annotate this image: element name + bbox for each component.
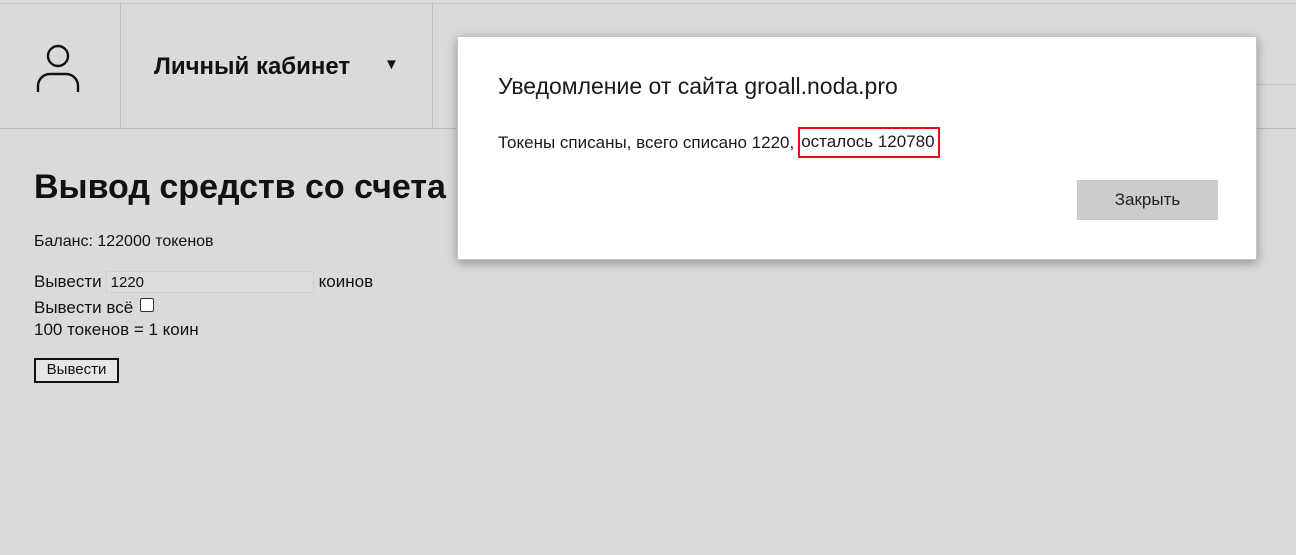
withdraw-row: Вывести коинов [34,270,373,294]
exchange-rate-text: 100 токенов = 1 коин [34,320,199,339]
caret-down-icon: ▼ [384,56,399,73]
withdraw-label: Вывести [34,272,102,291]
withdraw-all-row: Вывести всё [34,298,155,318]
page: Личный кабинет ▼ Вывод средств со счета … [0,0,1296,555]
balance-text: Баланс: 122000 токенов [34,233,214,250]
remaining-balance-highlight: осталось 120780 [798,127,940,158]
notification-dialog: Уведомление от сайта groall.noda.pro Ток… [457,36,1257,260]
account-menu[interactable]: Личный кабинет ▼ [121,4,433,129]
dialog-title: Уведомление от сайта groall.noda.pro [498,73,898,99]
withdraw-unit: коинов [318,272,374,291]
withdraw-all-label: Вывести всё [34,298,134,317]
dialog-message-text: Токены списаны, всего списано 1220, [498,132,795,152]
account-menu-label: Личный кабинет [154,53,351,80]
dialog-message: Токены списаны, всего списано 1220, оста… [498,127,940,158]
withdraw-amount-input[interactable] [105,271,314,293]
withdraw-button[interactable]: Вывести [34,358,119,383]
header-divider [1257,84,1296,85]
profile-button[interactable] [0,4,121,129]
user-icon [36,44,80,92]
withdraw-all-checkbox[interactable] [140,298,155,312]
close-button[interactable]: Закрыть [1077,180,1218,220]
page-title: Вывод средств со счета [34,168,446,206]
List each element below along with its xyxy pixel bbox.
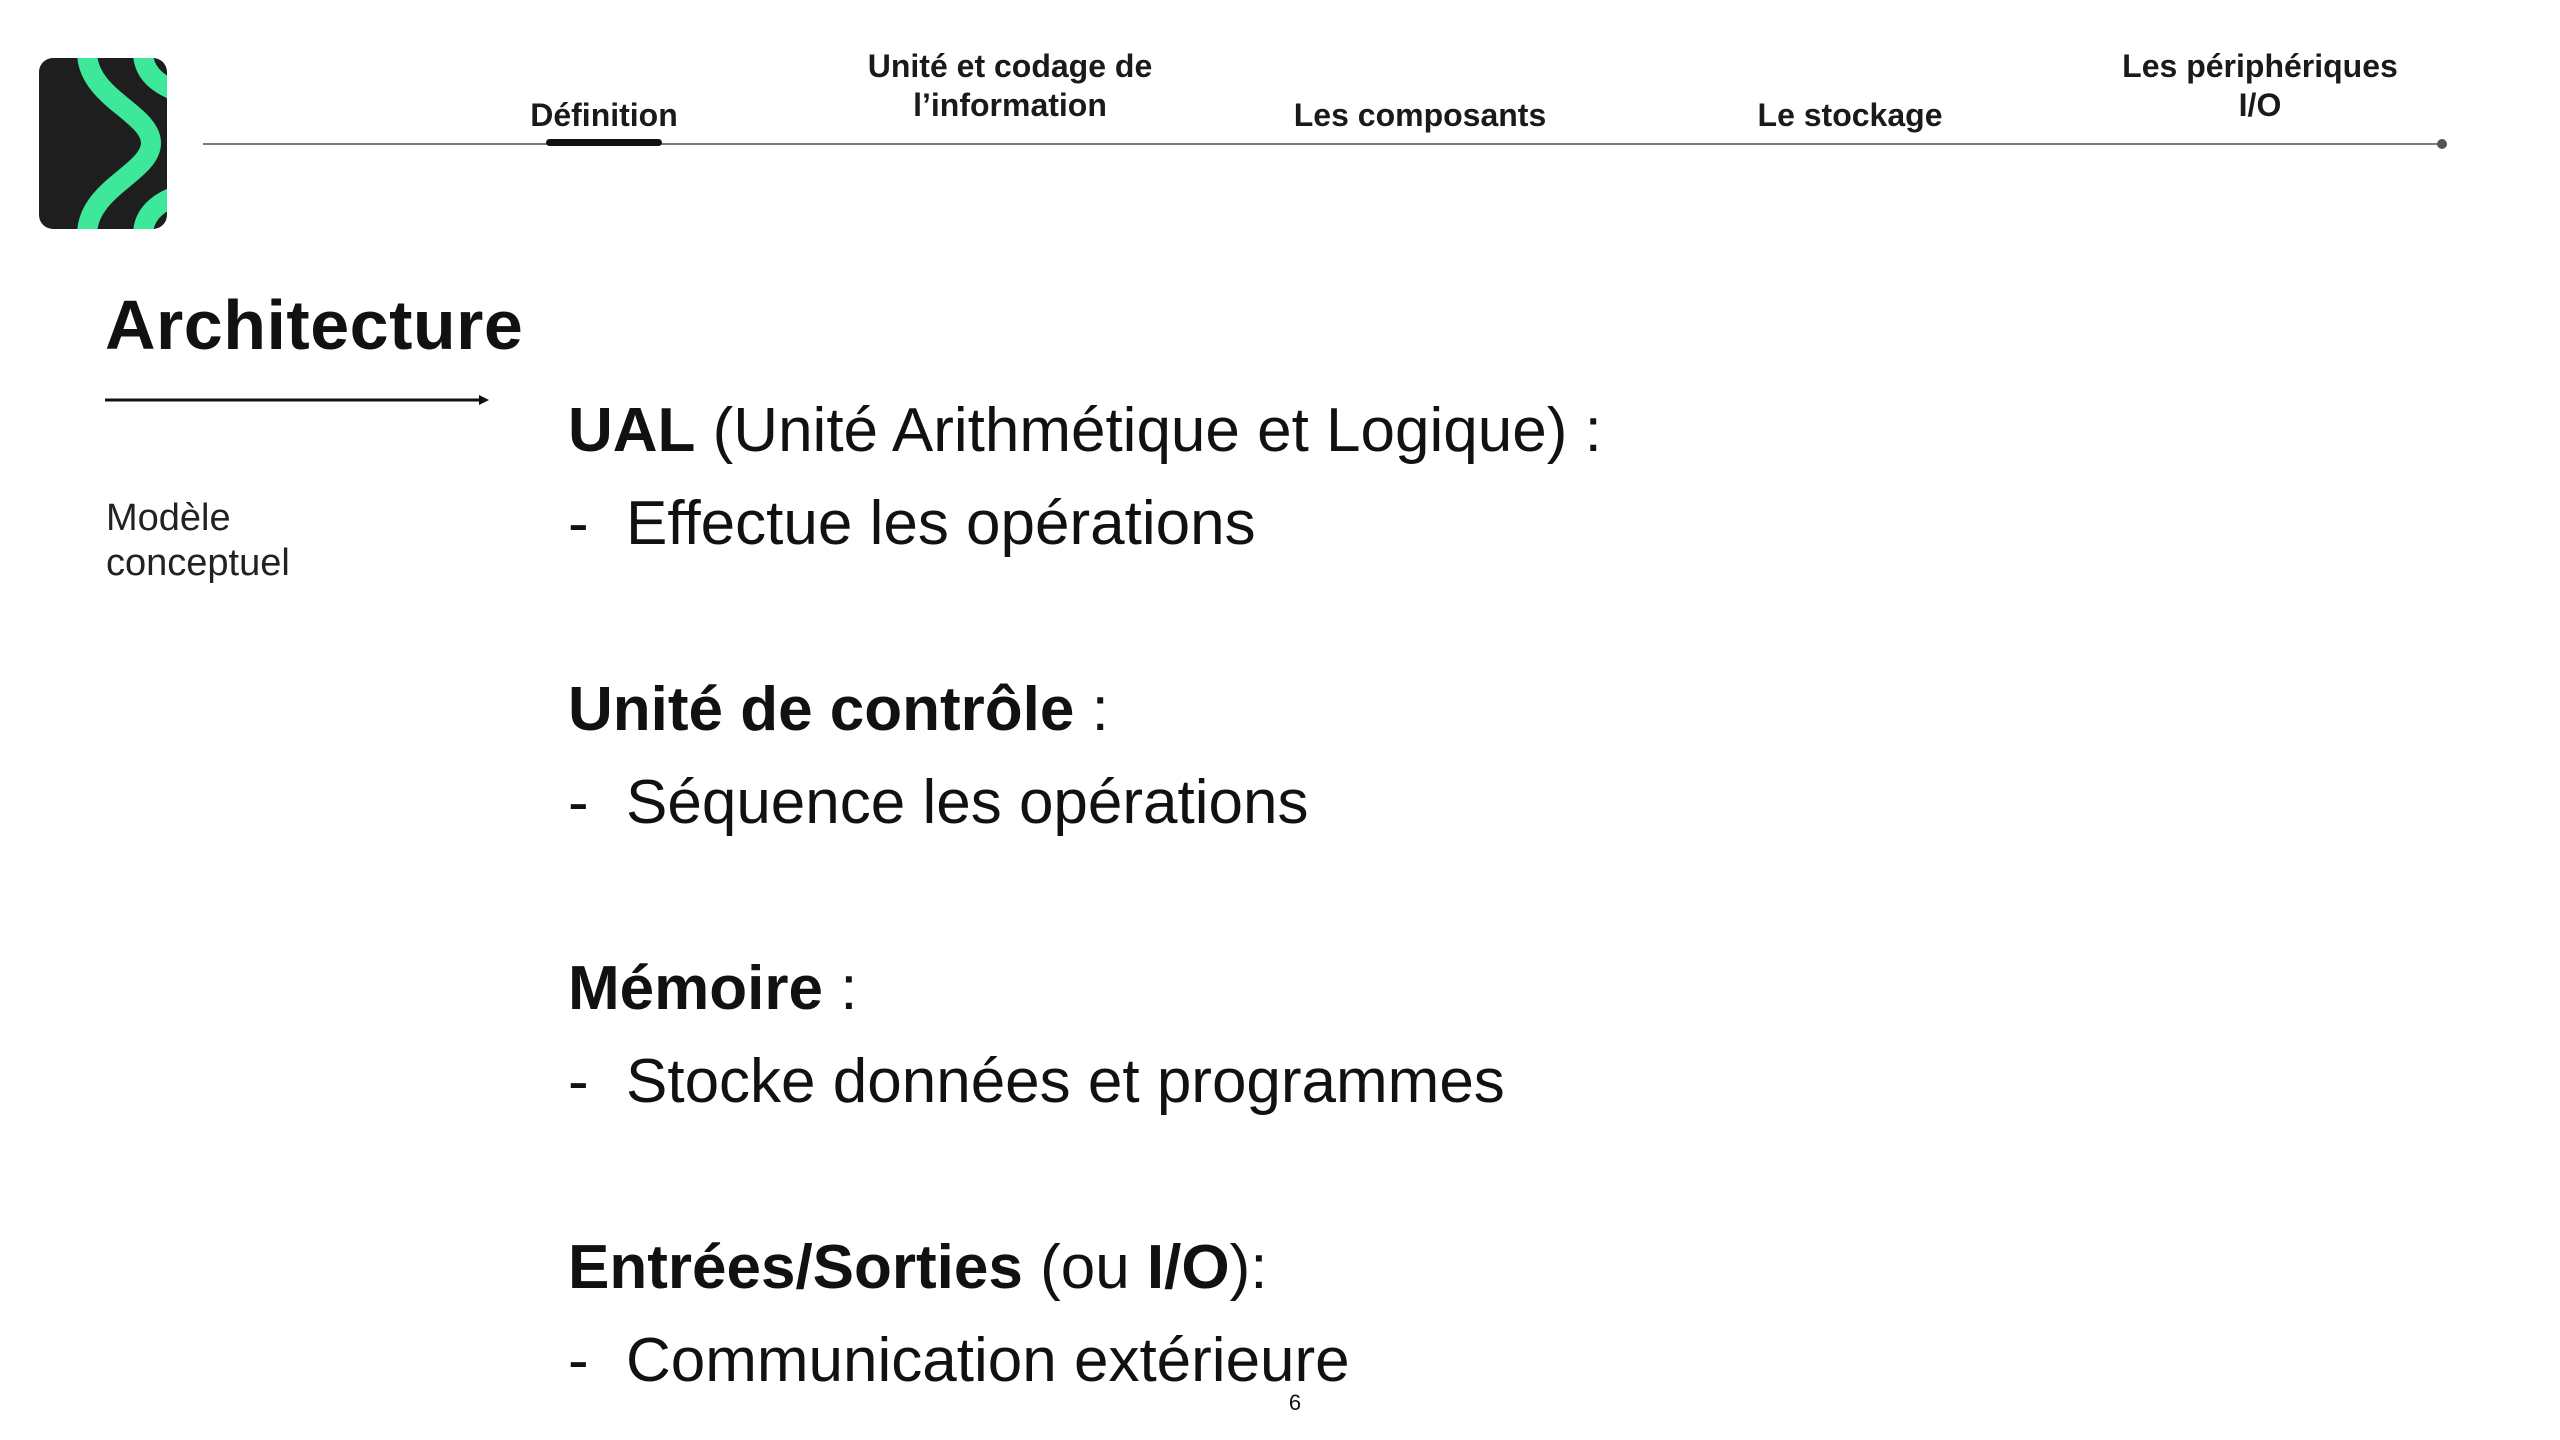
heading-rest: (Unité Arithmétique et Logique) : xyxy=(695,396,1602,465)
nav-item-definition[interactable]: Définition xyxy=(484,96,724,135)
bullet-dash: - xyxy=(568,768,589,837)
title-underline-arrow-icon xyxy=(105,395,489,405)
bullet-text: Séquence les opérations xyxy=(626,768,1309,837)
slide: Définition Unité et codage de l’informat… xyxy=(0,0,2560,1440)
section-bullet: - Effectue les opérations xyxy=(568,486,2468,562)
nav-item-stockage[interactable]: Le stockage xyxy=(1700,96,2000,135)
heading-mid: (ou xyxy=(1022,1233,1147,1302)
heading-rest: : xyxy=(1074,675,1109,744)
heading-bold: Entrées/Sorties xyxy=(568,1233,1023,1302)
heading-rest: : xyxy=(822,954,858,1023)
slide-title: Architecture xyxy=(105,286,524,364)
heading-bold-io: I/O xyxy=(1146,1233,1230,1302)
page-number: 6 xyxy=(1288,1390,1302,1415)
nav-item-composants[interactable]: Les composants xyxy=(1250,96,1590,135)
bullet-dash: - xyxy=(568,489,589,558)
section-bullet: - Séquence les opérations xyxy=(568,765,2468,841)
bullet-text: Stocke données et programmes xyxy=(626,1047,1505,1116)
section-heading: Mémoire : xyxy=(568,951,2468,1027)
heading-bold: UAL xyxy=(568,396,696,465)
section-heading: UAL (Unité Arithmétique et Logique) : xyxy=(568,393,2468,469)
nav-item-unite-codage[interactable]: Unité et codage de l’information xyxy=(830,47,1190,125)
nav-active-indicator xyxy=(546,139,662,146)
nav-timeline-line xyxy=(203,143,2443,145)
heading-rest: ): xyxy=(1229,1233,1268,1302)
section-memoire: Mémoire : - Stocke données et programmes xyxy=(568,951,2468,1120)
section-entrees-sorties: Entrées/Sorties (ou I/O): - Communication… xyxy=(568,1230,2468,1399)
section-bullet: - Communication extérieure xyxy=(568,1323,2468,1399)
nav-timeline-end-dot xyxy=(2437,139,2447,149)
bullet-dash: - xyxy=(568,1047,589,1116)
bullet-text: Effectue les opérations xyxy=(626,489,1256,558)
section-heading: Unité de contrôle : xyxy=(568,672,2468,748)
bullet-dash: - xyxy=(568,1326,589,1395)
section-bullet: - Stocke données et programmes xyxy=(568,1044,2468,1120)
nav-item-peripheriques[interactable]: Les périphériques I/O xyxy=(2090,47,2430,125)
section-unite-controle: Unité de contrôle : - Séquence les opérat… xyxy=(568,672,2468,841)
section-heading: Entrées/Sorties (ou I/O): xyxy=(568,1230,2468,1306)
bullet-text: Communication extérieure xyxy=(626,1326,1350,1395)
heading-bold: Unité de contrôle xyxy=(568,675,1075,744)
section-ual: UAL (Unité Arithmétique et Logique) : -E… xyxy=(568,393,2468,562)
brand-logo-icon xyxy=(39,58,167,229)
slide-subtitle: Modèle conceptuel xyxy=(106,497,290,584)
heading-bold: Mémoire xyxy=(568,954,823,1023)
☆ ☆ ☆ ☆ ☆
#### WHAT IS EXPECTED:
Copy out the rows between the line containing "withdraw-row: Вывести коинов [34,270,373,294]" and the line containing "remaining-balance-highlight: осталось 120780", both included, and reproduce them without any changes.

#### EXPECTED ANSWER:
withdraw-row: Вывести коинов [34,270,373,294]
exchange-rate-text: 100 токенов = 1 коин [34,320,199,339]
caret-down-icon: ▼ [384,56,399,73]
withdraw-label: Вывести [34,272,102,291]
withdraw-all-row: Вывести всё [34,298,155,318]
page: Личный кабинет ▼ Вывод средств со счета … [0,0,1296,555]
balance-text: Баланс: 122000 токенов [34,233,214,250]
remaining-balance-highlight: осталось 120780 [798,127,940,158]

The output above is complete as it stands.